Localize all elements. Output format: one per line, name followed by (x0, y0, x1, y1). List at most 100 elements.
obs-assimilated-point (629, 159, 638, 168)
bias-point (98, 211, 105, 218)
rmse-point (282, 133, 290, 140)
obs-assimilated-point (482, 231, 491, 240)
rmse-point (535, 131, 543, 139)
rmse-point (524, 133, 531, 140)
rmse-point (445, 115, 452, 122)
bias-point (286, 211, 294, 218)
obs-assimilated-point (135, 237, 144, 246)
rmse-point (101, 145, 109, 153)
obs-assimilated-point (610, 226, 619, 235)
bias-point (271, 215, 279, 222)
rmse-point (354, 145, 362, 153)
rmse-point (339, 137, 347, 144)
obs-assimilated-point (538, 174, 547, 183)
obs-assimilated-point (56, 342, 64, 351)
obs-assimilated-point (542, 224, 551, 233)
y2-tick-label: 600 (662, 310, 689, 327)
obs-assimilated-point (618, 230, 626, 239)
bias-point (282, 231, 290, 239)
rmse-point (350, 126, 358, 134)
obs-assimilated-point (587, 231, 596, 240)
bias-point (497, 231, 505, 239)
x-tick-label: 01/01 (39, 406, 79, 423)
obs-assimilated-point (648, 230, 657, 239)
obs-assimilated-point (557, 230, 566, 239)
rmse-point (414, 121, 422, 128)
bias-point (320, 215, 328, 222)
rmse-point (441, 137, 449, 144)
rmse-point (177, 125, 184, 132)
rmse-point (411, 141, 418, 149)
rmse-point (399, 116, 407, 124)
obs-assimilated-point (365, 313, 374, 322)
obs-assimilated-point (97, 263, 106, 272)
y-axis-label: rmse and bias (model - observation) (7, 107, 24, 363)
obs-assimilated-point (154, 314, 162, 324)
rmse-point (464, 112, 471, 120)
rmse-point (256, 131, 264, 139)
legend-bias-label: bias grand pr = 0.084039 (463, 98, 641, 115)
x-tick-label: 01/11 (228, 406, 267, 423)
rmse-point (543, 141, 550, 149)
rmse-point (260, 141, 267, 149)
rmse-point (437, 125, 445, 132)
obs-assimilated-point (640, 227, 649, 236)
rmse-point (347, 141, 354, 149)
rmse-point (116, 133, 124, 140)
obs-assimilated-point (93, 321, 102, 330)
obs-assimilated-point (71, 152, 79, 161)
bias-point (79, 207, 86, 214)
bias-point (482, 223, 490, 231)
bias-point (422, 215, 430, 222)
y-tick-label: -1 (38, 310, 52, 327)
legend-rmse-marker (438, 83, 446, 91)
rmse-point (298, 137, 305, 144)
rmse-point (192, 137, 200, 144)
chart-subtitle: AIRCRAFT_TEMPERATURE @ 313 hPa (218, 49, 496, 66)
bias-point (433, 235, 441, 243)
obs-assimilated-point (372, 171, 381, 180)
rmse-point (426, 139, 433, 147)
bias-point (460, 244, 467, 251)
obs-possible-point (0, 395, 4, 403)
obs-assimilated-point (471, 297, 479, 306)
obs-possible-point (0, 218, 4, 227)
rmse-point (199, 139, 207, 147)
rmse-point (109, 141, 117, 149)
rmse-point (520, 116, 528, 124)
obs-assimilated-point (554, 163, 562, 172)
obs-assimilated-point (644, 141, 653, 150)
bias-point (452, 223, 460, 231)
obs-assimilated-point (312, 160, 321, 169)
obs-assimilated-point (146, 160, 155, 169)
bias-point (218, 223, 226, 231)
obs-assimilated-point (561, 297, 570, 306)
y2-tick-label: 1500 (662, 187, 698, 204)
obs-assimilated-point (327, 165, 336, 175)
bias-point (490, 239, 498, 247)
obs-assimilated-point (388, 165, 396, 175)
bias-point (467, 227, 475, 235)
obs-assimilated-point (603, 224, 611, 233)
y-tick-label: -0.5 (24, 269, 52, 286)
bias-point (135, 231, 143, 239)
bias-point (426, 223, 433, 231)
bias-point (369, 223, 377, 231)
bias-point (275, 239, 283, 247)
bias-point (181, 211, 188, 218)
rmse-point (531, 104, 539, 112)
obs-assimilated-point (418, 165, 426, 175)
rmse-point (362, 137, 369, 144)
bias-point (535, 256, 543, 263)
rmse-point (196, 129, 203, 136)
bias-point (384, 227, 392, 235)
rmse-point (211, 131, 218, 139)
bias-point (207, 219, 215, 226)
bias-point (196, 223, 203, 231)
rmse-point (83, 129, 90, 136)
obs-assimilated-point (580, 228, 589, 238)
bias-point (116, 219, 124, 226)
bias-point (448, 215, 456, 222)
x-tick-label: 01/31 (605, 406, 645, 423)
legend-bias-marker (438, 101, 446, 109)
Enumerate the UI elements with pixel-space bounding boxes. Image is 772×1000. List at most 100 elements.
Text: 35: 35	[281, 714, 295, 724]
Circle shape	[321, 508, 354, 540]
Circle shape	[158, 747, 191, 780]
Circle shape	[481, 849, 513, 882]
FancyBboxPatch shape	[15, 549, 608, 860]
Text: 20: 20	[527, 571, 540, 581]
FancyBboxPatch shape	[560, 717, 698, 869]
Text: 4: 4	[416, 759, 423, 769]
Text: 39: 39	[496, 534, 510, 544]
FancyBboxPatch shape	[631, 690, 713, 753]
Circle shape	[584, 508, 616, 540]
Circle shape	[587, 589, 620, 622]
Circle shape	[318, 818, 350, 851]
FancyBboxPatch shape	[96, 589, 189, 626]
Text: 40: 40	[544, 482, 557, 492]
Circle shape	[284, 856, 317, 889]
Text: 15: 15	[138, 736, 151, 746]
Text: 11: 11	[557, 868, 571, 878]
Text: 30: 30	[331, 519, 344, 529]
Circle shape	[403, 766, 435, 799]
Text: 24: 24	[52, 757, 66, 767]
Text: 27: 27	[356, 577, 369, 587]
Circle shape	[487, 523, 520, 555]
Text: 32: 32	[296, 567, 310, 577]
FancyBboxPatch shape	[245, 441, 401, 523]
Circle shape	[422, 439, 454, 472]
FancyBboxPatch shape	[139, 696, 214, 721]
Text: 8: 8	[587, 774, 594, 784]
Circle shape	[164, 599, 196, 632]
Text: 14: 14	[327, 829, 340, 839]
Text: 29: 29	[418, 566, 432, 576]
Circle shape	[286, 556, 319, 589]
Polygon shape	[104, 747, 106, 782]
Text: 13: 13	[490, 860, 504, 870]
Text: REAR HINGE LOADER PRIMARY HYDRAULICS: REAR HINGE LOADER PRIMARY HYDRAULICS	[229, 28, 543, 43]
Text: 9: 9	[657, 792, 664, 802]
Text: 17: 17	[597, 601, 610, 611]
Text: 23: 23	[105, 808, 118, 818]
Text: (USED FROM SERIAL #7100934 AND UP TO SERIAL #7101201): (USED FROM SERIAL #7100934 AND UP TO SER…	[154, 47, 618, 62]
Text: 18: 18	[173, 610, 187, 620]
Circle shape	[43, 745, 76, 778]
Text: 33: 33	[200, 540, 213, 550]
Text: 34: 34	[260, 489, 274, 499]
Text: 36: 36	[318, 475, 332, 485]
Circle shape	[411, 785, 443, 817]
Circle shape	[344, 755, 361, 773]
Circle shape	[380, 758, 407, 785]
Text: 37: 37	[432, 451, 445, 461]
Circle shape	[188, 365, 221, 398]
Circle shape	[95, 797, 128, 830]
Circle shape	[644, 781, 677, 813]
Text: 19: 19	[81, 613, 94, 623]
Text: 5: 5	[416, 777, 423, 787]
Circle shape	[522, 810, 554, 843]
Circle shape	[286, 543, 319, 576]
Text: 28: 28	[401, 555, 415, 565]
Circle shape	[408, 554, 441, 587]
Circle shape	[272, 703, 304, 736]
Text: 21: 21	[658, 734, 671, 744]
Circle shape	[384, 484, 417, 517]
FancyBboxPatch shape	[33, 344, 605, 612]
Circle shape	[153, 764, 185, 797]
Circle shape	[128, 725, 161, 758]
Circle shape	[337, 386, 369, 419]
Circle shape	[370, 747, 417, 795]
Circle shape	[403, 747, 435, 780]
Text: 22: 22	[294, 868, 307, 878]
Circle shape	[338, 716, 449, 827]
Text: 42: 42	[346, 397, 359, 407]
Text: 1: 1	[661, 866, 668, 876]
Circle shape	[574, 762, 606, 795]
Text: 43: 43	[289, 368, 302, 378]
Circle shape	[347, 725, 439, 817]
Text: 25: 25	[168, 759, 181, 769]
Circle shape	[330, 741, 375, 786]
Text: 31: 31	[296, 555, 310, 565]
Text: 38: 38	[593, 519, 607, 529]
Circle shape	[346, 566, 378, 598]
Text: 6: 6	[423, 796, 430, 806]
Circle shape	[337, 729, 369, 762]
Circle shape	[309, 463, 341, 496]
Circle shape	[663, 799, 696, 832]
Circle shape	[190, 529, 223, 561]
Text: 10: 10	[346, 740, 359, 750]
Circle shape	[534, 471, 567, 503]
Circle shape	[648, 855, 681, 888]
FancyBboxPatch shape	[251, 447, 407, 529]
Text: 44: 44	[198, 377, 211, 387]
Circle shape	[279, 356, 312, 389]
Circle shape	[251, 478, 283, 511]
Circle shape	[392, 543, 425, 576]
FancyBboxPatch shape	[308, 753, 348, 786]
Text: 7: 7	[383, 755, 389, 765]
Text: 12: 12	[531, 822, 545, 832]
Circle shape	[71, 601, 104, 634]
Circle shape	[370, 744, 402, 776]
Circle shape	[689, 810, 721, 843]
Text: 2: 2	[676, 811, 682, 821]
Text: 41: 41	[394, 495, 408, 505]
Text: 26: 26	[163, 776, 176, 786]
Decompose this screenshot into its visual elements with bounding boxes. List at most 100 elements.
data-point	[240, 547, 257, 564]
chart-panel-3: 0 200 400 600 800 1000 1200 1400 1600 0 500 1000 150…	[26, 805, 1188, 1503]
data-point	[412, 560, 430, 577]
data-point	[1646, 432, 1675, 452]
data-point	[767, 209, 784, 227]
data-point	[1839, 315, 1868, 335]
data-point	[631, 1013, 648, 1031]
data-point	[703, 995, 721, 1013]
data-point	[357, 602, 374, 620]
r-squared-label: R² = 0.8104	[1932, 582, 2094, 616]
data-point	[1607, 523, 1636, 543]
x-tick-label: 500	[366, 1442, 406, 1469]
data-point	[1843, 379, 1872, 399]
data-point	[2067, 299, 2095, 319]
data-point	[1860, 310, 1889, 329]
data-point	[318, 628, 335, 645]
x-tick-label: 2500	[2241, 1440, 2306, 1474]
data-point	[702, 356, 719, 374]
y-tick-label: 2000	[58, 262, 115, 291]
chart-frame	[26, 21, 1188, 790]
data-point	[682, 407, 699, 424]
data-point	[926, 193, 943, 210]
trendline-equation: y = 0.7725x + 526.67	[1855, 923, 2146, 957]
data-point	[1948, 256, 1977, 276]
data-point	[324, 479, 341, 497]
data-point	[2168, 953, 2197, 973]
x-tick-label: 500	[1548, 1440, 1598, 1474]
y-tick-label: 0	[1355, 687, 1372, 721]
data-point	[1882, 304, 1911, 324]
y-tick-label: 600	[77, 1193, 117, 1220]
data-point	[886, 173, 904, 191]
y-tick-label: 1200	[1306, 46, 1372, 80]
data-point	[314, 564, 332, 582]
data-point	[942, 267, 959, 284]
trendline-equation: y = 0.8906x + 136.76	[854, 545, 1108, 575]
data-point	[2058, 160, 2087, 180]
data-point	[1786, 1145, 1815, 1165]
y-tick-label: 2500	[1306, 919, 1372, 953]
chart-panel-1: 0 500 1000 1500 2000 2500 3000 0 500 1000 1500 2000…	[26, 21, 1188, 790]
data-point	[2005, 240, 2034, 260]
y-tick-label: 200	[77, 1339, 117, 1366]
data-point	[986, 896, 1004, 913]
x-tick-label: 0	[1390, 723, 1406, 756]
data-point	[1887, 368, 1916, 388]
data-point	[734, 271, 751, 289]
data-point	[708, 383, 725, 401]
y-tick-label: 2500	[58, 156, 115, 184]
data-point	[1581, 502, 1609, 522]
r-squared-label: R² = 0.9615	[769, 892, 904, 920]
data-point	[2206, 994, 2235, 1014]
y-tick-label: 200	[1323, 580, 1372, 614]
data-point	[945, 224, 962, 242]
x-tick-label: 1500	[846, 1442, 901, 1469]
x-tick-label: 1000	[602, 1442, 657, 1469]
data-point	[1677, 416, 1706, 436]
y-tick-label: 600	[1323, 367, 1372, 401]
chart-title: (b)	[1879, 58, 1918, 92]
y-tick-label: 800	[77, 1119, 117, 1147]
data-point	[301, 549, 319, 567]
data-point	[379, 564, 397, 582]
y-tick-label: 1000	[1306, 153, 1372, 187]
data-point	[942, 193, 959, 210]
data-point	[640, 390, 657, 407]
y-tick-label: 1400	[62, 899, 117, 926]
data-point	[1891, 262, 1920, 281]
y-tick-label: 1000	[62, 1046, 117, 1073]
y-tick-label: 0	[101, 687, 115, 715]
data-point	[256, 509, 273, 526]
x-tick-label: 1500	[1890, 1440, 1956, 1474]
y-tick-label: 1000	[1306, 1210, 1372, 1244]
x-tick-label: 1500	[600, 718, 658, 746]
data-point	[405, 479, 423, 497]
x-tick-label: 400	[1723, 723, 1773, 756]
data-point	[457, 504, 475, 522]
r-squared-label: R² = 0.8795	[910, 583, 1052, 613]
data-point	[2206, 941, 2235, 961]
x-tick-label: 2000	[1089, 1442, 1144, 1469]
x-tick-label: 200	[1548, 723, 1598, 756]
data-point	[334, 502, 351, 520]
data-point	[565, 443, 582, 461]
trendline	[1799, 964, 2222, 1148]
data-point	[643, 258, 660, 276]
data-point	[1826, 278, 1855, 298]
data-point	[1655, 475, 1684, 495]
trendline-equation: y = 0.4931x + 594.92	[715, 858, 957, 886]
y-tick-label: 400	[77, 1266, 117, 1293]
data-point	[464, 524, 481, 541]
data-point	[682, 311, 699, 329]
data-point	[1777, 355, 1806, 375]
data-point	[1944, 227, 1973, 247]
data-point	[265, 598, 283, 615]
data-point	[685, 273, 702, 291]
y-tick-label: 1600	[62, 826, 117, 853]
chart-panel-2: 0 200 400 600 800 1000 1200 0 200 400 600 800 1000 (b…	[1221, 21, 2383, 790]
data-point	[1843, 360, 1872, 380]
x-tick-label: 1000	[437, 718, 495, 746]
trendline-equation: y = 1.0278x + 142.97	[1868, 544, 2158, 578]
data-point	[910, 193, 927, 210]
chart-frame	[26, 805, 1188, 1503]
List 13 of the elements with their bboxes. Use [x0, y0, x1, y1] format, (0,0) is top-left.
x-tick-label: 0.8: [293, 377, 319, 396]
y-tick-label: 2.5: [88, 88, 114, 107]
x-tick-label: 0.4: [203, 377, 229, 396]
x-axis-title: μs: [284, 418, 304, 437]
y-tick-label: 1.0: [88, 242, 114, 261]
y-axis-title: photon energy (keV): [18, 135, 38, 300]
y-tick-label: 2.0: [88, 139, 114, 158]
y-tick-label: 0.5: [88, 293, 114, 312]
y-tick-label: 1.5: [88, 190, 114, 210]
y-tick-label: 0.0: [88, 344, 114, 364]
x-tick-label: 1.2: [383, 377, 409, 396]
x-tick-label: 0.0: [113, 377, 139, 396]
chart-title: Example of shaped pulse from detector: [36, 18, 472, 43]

----------------------------------------

● What is required:
Please print the rows character for character, starting from the first line and stopping after the line that contains "y2-tick-label: 600 (662, 310, 689, 327)", with that line included.

● Written response:
Localize all elements. Output format: one per line, name followed by (x0, y0, x1, y1). List at most 100 elements.
obs-assimilated-point (629, 159, 638, 168)
bias-point (98, 211, 105, 218)
rmse-point (282, 133, 290, 140)
obs-assimilated-point (482, 231, 491, 240)
rmse-point (535, 131, 543, 139)
rmse-point (524, 133, 531, 140)
rmse-point (445, 115, 452, 122)
bias-point (286, 211, 294, 218)
obs-assimilated-point (135, 237, 144, 246)
rmse-point (101, 145, 109, 153)
obs-assimilated-point (610, 226, 619, 235)
bias-point (271, 215, 279, 222)
rmse-point (354, 145, 362, 153)
rmse-point (339, 137, 347, 144)
obs-assimilated-point (538, 174, 547, 183)
obs-assimilated-point (56, 342, 64, 351)
obs-assimilated-point (542, 224, 551, 233)
y2-tick-label: 600 (662, 310, 689, 327)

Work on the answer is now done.